• Records supplied:
= = = =
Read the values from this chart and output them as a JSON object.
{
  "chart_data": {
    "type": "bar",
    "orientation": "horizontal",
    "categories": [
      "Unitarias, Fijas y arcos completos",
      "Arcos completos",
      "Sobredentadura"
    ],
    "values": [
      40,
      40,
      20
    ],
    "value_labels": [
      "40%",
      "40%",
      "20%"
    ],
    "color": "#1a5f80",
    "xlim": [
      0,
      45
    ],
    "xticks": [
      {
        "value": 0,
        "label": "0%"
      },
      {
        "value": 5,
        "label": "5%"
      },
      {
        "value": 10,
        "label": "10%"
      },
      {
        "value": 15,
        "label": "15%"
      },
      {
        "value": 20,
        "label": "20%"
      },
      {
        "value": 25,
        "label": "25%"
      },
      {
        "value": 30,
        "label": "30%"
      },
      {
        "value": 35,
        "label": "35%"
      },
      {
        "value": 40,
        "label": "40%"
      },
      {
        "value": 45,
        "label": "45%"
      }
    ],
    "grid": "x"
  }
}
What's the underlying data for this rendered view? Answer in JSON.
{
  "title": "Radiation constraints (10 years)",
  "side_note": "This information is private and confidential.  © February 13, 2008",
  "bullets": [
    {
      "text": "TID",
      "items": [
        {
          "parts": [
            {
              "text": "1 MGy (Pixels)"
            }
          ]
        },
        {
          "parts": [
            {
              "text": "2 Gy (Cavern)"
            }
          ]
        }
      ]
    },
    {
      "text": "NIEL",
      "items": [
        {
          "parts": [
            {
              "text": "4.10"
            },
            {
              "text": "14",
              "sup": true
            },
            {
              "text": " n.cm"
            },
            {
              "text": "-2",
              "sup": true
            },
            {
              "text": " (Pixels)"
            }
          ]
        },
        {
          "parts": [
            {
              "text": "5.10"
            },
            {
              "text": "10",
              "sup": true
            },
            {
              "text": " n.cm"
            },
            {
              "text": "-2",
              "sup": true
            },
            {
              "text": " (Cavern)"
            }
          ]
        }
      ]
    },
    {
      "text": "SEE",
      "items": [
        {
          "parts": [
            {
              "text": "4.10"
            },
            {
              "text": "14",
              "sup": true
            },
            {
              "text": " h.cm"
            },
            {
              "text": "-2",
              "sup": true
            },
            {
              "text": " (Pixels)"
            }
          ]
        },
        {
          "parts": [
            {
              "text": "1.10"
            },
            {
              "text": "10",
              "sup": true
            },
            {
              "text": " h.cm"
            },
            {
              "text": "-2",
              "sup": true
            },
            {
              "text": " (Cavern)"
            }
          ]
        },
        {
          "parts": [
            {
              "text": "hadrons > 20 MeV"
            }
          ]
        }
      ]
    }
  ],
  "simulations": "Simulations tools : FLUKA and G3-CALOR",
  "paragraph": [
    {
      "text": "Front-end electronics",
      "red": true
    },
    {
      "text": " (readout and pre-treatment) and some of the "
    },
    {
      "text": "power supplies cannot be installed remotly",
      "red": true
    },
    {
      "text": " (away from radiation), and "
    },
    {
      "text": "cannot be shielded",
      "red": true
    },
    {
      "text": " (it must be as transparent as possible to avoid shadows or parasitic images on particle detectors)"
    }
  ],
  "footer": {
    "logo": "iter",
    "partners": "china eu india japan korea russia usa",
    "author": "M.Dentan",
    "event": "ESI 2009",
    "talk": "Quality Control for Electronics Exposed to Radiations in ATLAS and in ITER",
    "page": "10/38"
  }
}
= = = =
Copy every line of the data that holds the string "cannot".

• The result:
      "text": "power supplies cannot be installed remotly",
      "text": "cannot be shielded",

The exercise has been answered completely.